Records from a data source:
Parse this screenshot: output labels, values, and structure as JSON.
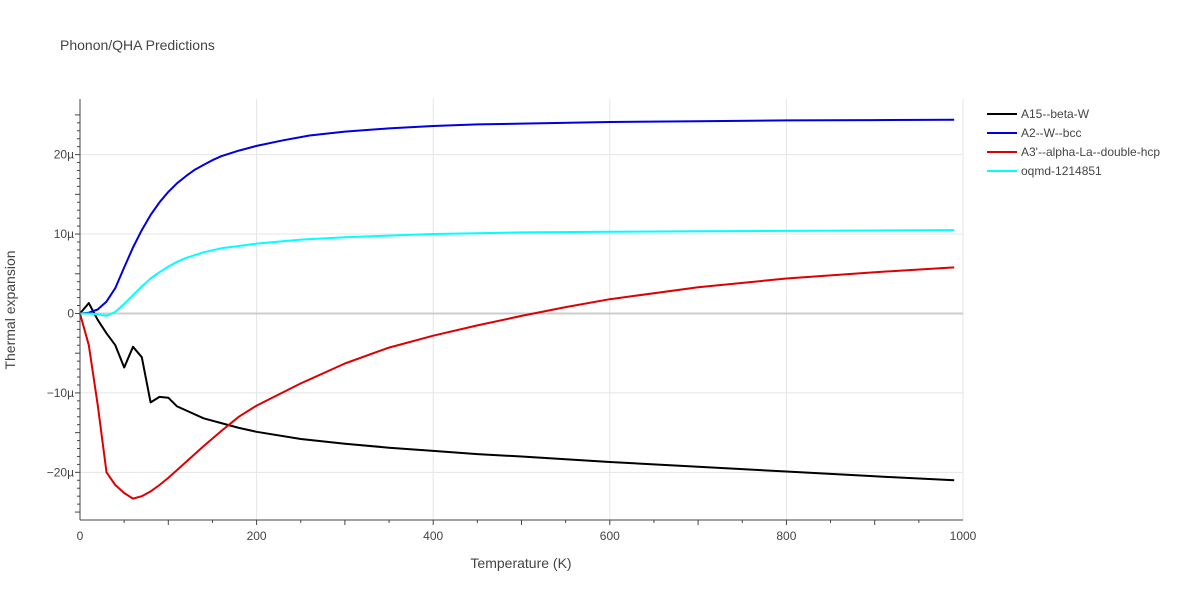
{
  "chart_data": {
    "type": "line",
    "title": "Phonon/QHA Predictions",
    "xlabel": "Temperature (K)",
    "ylabel": "Thermal expansion",
    "xlim": [
      0,
      1000
    ],
    "ylim": [
      -2.6e-05,
      2.7e-05
    ],
    "x_ticks": [
      0,
      200,
      400,
      600,
      800,
      1000
    ],
    "x_tick_labels": [
      "0",
      "200",
      "400",
      "600",
      "800",
      "1000"
    ],
    "y_ticks": [
      -2e-05,
      -1e-05,
      0,
      1e-05,
      2e-05
    ],
    "y_tick_labels": [
      "−20µ",
      "−10µ",
      "0",
      "10µ",
      "20µ"
    ],
    "grid": true,
    "legend_position": "top-right",
    "series": [
      {
        "name": "A15--beta-W",
        "color": "#000000",
        "x": [
          0,
          10,
          20,
          30,
          40,
          50,
          60,
          70,
          80,
          90,
          100,
          110,
          120,
          140,
          160,
          180,
          200,
          250,
          300,
          350,
          400,
          450,
          500,
          600,
          700,
          800,
          900,
          990
        ],
        "y": [
          0,
          1.3e-06,
          -8e-07,
          -2.5e-06,
          -4e-06,
          -6.8e-06,
          -4.2e-06,
          -5.5e-06,
          -1.12e-05,
          -1.05e-05,
          -1.06e-05,
          -1.17e-05,
          -1.22e-05,
          -1.32e-05,
          -1.38e-05,
          -1.44e-05,
          -1.49e-05,
          -1.58e-05,
          -1.64e-05,
          -1.69e-05,
          -1.73e-05,
          -1.77e-05,
          -1.8e-05,
          -1.87e-05,
          -1.93e-05,
          -1.99e-05,
          -2.05e-05,
          -2.1e-05
        ]
      },
      {
        "name": "A2--W--bcc",
        "color": "#0000dd",
        "x": [
          0,
          10,
          20,
          30,
          40,
          50,
          60,
          70,
          80,
          90,
          100,
          110,
          120,
          130,
          140,
          150,
          160,
          180,
          200,
          230,
          260,
          300,
          350,
          400,
          450,
          500,
          600,
          700,
          800,
          900,
          990
        ],
        "y": [
          0,
          1e-07,
          5e-07,
          1.5e-06,
          3.2e-06,
          5.8e-06,
          8.3e-06,
          1.05e-05,
          1.24e-05,
          1.4e-05,
          1.53e-05,
          1.64e-05,
          1.73e-05,
          1.81e-05,
          1.87e-05,
          1.93e-05,
          1.98e-05,
          2.05e-05,
          2.11e-05,
          2.18e-05,
          2.24e-05,
          2.29e-05,
          2.33e-05,
          2.36e-05,
          2.38e-05,
          2.39e-05,
          2.41e-05,
          2.42e-05,
          2.43e-05,
          2.435e-05,
          2.44e-05
        ]
      },
      {
        "name": "A3'--alpha-La--double-hcp",
        "color": "#dd0000",
        "x": [
          0,
          10,
          20,
          30,
          40,
          50,
          60,
          70,
          80,
          90,
          100,
          120,
          140,
          160,
          180,
          200,
          250,
          300,
          350,
          400,
          450,
          500,
          550,
          600,
          700,
          800,
          900,
          990
        ],
        "y": [
          0,
          -4e-06,
          -1.15e-05,
          -2e-05,
          -2.16e-05,
          -2.26e-05,
          -2.33e-05,
          -2.3e-05,
          -2.24e-05,
          -2.16e-05,
          -2.07e-05,
          -1.87e-05,
          -1.67e-05,
          -1.48e-05,
          -1.3e-05,
          -1.16e-05,
          -8.8e-06,
          -6.3e-06,
          -4.3e-06,
          -2.8e-06,
          -1.5e-06,
          -3e-07,
          8e-07,
          1.8e-06,
          3.3e-06,
          4.4e-06,
          5.2e-06,
          5.8e-06
        ]
      },
      {
        "name": "oqmd-1214851",
        "color": "#00ffff",
        "x": [
          0,
          10,
          20,
          30,
          40,
          50,
          60,
          70,
          80,
          90,
          100,
          110,
          120,
          140,
          160,
          180,
          200,
          250,
          300,
          350,
          400,
          450,
          500,
          600,
          700,
          800,
          900,
          990
        ],
        "y": [
          0,
          0,
          -1e-07,
          -3e-07,
          2e-07,
          1.2e-06,
          2.3e-06,
          3.4e-06,
          4.4e-06,
          5.2e-06,
          5.9e-06,
          6.5e-06,
          7e-06,
          7.7e-06,
          8.2e-06,
          8.5e-06,
          8.8e-06,
          9.3e-06,
          9.6e-06,
          9.8e-06,
          1e-05,
          1.01e-05,
          1.02e-05,
          1.03e-05,
          1.035e-05,
          1.04e-05,
          1.045e-05,
          1.05e-05
        ]
      }
    ]
  }
}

• EXERCISE DESCRIPTION: Pictures are not part of the copy; output everything else in the records exactly.

• SOLUTION TO THE PROBLEM:
Parse this screenshot: output labels, values, and structure as JSON.
{
  "chart_data": {
    "type": "line",
    "title": "Phonon/QHA Predictions",
    "xlabel": "Temperature (K)",
    "ylabel": "Thermal expansion",
    "xlim": [
      0,
      1000
    ],
    "ylim": [
      -2.6e-05,
      2.7e-05
    ],
    "x_ticks": [
      0,
      200,
      400,
      600,
      800,
      1000
    ],
    "x_tick_labels": [
      "0",
      "200",
      "400",
      "600",
      "800",
      "1000"
    ],
    "y_ticks": [
      -2e-05,
      -1e-05,
      0,
      1e-05,
      2e-05
    ],
    "y_tick_labels": [
      "−20µ",
      "−10µ",
      "0",
      "10µ",
      "20µ"
    ],
    "grid": true,
    "legend_position": "top-right",
    "series": [
      {
        "name": "A15--beta-W",
        "color": "#000000",
        "x": [
          0,
          10,
          20,
          30,
          40,
          50,
          60,
          70,
          80,
          90,
          100,
          110,
          120,
          140,
          160,
          180,
          200,
          250,
          300,
          350,
          400,
          450,
          500,
          600,
          700,
          800,
          900,
          990
        ],
        "y": [
          0,
          1.3e-06,
          -8e-07,
          -2.5e-06,
          -4e-06,
          -6.8e-06,
          -4.2e-06,
          -5.5e-06,
          -1.12e-05,
          -1.05e-05,
          -1.06e-05,
          -1.17e-05,
          -1.22e-05,
          -1.32e-05,
          -1.38e-05,
          -1.44e-05,
          -1.49e-05,
          -1.58e-05,
          -1.64e-05,
          -1.69e-05,
          -1.73e-05,
          -1.77e-05,
          -1.8e-05,
          -1.87e-05,
          -1.93e-05,
          -1.99e-05,
          -2.05e-05,
          -2.1e-05
        ]
      },
      {
        "name": "A2--W--bcc",
        "color": "#0000dd",
        "x": [
          0,
          10,
          20,
          30,
          40,
          50,
          60,
          70,
          80,
          90,
          100,
          110,
          120,
          130,
          140,
          150,
          160,
          180,
          200,
          230,
          260,
          300,
          350,
          400,
          450,
          500,
          600,
          700,
          800,
          900,
          990
        ],
        "y": [
          0,
          1e-07,
          5e-07,
          1.5e-06,
          3.2e-06,
          5.8e-06,
          8.3e-06,
          1.05e-05,
          1.24e-05,
          1.4e-05,
          1.53e-05,
          1.64e-05,
          1.73e-05,
          1.81e-05,
          1.87e-05,
          1.93e-05,
          1.98e-05,
          2.05e-05,
          2.11e-05,
          2.18e-05,
          2.24e-05,
          2.29e-05,
          2.33e-05,
          2.36e-05,
          2.38e-05,
          2.39e-05,
          2.41e-05,
          2.42e-05,
          2.43e-05,
          2.435e-05,
          2.44e-05
        ]
      },
      {
        "name": "A3'--alpha-La--double-hcp",
        "color": "#dd0000",
        "x": [
          0,
          10,
          20,
          30,
          40,
          50,
          60,
          70,
          80,
          90,
          100,
          120,
          140,
          160,
          180,
          200,
          250,
          300,
          350,
          400,
          450,
          500,
          550,
          600,
          700,
          800,
          900,
          990
        ],
        "y": [
          0,
          -4e-06,
          -1.15e-05,
          -2e-05,
          -2.16e-05,
          -2.26e-05,
          -2.33e-05,
          -2.3e-05,
          -2.24e-05,
          -2.16e-05,
          -2.07e-05,
          -1.87e-05,
          -1.67e-05,
          -1.48e-05,
          -1.3e-05,
          -1.16e-05,
          -8.8e-06,
          -6.3e-06,
          -4.3e-06,
          -2.8e-06,
          -1.5e-06,
          -3e-07,
          8e-07,
          1.8e-06,
          3.3e-06,
          4.4e-06,
          5.2e-06,
          5.8e-06
        ]
      },
      {
        "name": "oqmd-1214851",
        "color": "#00ffff",
        "x": [
          0,
          10,
          20,
          30,
          40,
          50,
          60,
          70,
          80,
          90,
          100,
          110,
          120,
          140,
          160,
          180,
          200,
          250,
          300,
          350,
          400,
          450,
          500,
          600,
          700,
          800,
          900,
          990
        ],
        "y": [
          0,
          0,
          -1e-07,
          -3e-07,
          2e-07,
          1.2e-06,
          2.3e-06,
          3.4e-06,
          4.4e-06,
          5.2e-06,
          5.9e-06,
          6.5e-06,
          7e-06,
          7.7e-06,
          8.2e-06,
          8.5e-06,
          8.8e-06,
          9.3e-06,
          9.6e-06,
          9.8e-06,
          1e-05,
          1.01e-05,
          1.02e-05,
          1.03e-05,
          1.035e-05,
          1.04e-05,
          1.045e-05,
          1.05e-05
        ]
      }
    ]
  }
}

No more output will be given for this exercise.